- **Brief**
Each line below should be quoted exactly, please.

- **Supplied material**
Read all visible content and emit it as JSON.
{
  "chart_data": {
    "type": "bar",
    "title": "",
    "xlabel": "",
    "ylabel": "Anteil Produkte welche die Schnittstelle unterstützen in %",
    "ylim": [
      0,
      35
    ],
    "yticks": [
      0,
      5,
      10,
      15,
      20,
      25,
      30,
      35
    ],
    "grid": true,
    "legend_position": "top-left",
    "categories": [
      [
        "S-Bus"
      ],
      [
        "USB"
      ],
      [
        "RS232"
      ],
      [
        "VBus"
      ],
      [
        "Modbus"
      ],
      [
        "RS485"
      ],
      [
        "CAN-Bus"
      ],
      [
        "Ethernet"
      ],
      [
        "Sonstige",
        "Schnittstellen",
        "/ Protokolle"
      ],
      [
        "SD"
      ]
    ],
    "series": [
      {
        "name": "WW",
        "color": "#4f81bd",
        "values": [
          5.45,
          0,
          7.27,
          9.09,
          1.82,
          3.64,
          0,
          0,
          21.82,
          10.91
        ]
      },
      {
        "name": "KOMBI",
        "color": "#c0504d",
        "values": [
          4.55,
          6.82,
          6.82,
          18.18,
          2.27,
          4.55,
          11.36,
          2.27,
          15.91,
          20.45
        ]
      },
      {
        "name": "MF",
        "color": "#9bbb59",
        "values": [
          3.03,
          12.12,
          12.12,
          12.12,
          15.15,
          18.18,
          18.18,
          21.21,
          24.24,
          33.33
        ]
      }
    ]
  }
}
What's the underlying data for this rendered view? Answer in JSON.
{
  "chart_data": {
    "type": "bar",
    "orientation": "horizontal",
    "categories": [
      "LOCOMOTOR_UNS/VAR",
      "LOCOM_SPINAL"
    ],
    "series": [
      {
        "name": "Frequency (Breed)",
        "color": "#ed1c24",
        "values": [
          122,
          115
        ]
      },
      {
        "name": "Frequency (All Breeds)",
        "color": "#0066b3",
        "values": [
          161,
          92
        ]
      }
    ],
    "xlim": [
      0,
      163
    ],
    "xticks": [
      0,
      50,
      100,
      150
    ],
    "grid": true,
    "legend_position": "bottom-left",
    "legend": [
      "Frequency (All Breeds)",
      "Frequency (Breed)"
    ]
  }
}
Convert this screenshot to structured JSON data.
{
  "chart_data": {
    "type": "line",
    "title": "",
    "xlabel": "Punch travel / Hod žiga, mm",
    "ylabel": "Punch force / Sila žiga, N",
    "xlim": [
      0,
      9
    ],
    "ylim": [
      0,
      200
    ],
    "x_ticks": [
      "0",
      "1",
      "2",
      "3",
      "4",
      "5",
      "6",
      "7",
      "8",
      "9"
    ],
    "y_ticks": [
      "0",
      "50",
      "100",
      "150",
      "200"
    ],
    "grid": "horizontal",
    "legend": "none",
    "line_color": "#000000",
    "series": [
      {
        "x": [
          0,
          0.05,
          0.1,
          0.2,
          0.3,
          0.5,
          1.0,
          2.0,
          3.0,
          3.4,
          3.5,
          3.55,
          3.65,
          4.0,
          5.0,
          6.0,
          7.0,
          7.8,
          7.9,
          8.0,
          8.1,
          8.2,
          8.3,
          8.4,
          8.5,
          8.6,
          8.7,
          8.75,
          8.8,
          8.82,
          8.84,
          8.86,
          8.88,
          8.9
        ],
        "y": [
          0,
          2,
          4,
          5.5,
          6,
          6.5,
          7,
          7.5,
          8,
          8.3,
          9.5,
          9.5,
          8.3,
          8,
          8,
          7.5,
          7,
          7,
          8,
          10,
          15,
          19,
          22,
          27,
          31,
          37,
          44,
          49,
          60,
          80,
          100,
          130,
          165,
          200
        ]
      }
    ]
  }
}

- **Exercise answer**
Read all visible content and emit it as JSON.
{
  "chart_data": {
    "type": "bar",
    "title": "",
    "xlabel": "",
    "ylabel": "Anteil Produkte welche die Schnittstelle unterstützen in %",
    "ylim": [
      0,
      35
    ],
    "yticks": [
      0,
      5,
      10,
      15,
      20,
      25,
      30,
      35
    ],
    "grid": true,
    "legend_position": "top-left",
    "categories": [
      [
        "S-Bus"
      ],
      [
        "USB"
      ],
      [
        "RS232"
      ],
      [
        "VBus"
      ],
      [
        "Modbus"
      ],
      [
        "RS485"
      ],
      [
        "CAN-Bus"
      ],
      [
        "Ethernet"
      ],
      [
        "Sonstige",
        "Schnittstellen",
        "/ Protokolle"
      ],
      [
        "SD"
      ]
    ],
    "series": [
      {
        "name": "WW",
        "color": "#4f81bd",
        "values": [
          5.45,
          0,
          7.27,
          9.09,
          1.82,
          3.64,
          0,
          0,
          21.82,
          10.91
        ]
      },
      {
        "name": "KOMBI",
        "color": "#c0504d",
        "values": [
          4.55,
          6.82,
          6.82,
          18.18,
          2.27,
          4.55,
          11.36,
          2.27,
          15.91,
          20.45
        ]
      },
      {
        "name": "MF",
        "color": "#9bbb59",
        "values": [
          3.03,
          12.12,
          12.12,
          12.12,
          15.15,
          18.18,
          18.18,
          21.21,
          24.24,
          33.33
        ]
      }
    ]
  }
}
What's the underlying data for this rendered view? Answer in JSON.
{
  "chart_data": {
    "type": "bar",
    "orientation": "horizontal",
    "categories": [
      "LOCOMOTOR_UNS/VAR",
      "LOCOM_SPINAL"
    ],
    "series": [
      {
        "name": "Frequency (Breed)",
        "color": "#ed1c24",
        "values": [
          122,
          115
        ]
      },
      {
        "name": "Frequency (All Breeds)",
        "color": "#0066b3",
        "values": [
          161,
          92
        ]
      }
    ],
    "xlim": [
      0,
      163
    ],
    "xticks": [
      0,
      50,
      100,
      150
    ],
    "grid": true,
    "legend_position": "bottom-left",
    "legend": [
      "Frequency (All Breeds)",
      "Frequency (Breed)"
    ]
  }
}
Convert this screenshot to structured JSON data.
{
  "chart_data": {
    "type": "line",
    "title": "",
    "xlabel": "Punch travel / Hod žiga, mm",
    "ylabel": "Punch force / Sila žiga, N",
    "xlim": [
      0,
      9
    ],
    "ylim": [
      0,
      200
    ],
    "x_ticks": [
      "0",
      "1",
      "2",
      "3",
      "4",
      "5",
      "6",
      "7",
      "8",
      "9"
    ],
    "y_ticks": [
      "0",
      "50",
      "100",
      "150",
      "200"
    ],
    "grid": "horizontal",
    "legend": "none",
    "line_color": "#000000",
    "series": [
      {
        "x": [
          0,
          0.05,
          0.1,
          0.2,
          0.3,
          0.5,
          1.0,
          2.0,
          3.0,
          3.4,
          3.5,
          3.55,
          3.65,
          4.0,
          5.0,
          6.0,
          7.0,
          7.8,
          7.9,
          8.0,
          8.1,
          8.2,
          8.3,
          8.4,
          8.5,
          8.6,
          8.7,
          8.75,
          8.8,
          8.82,
          8.84,
          8.86,
          8.88,
          8.9
        ],
        "y": [
          0,
          2,
          4,
          5.5,
          6,
          6.5,
          7,
          7.5,
          8,
          8.3,
          9.5,
          9.5,
          8.3,
          8,
          8,
          7.5,
          7,
          7,
          8,
          10,
          15,
          19,
          22,
          27,
          31,
          37,
          44,
          49,
          60,
          80,
          100,
          130,
          165,
          200
        ]
      }
    ]
  }
}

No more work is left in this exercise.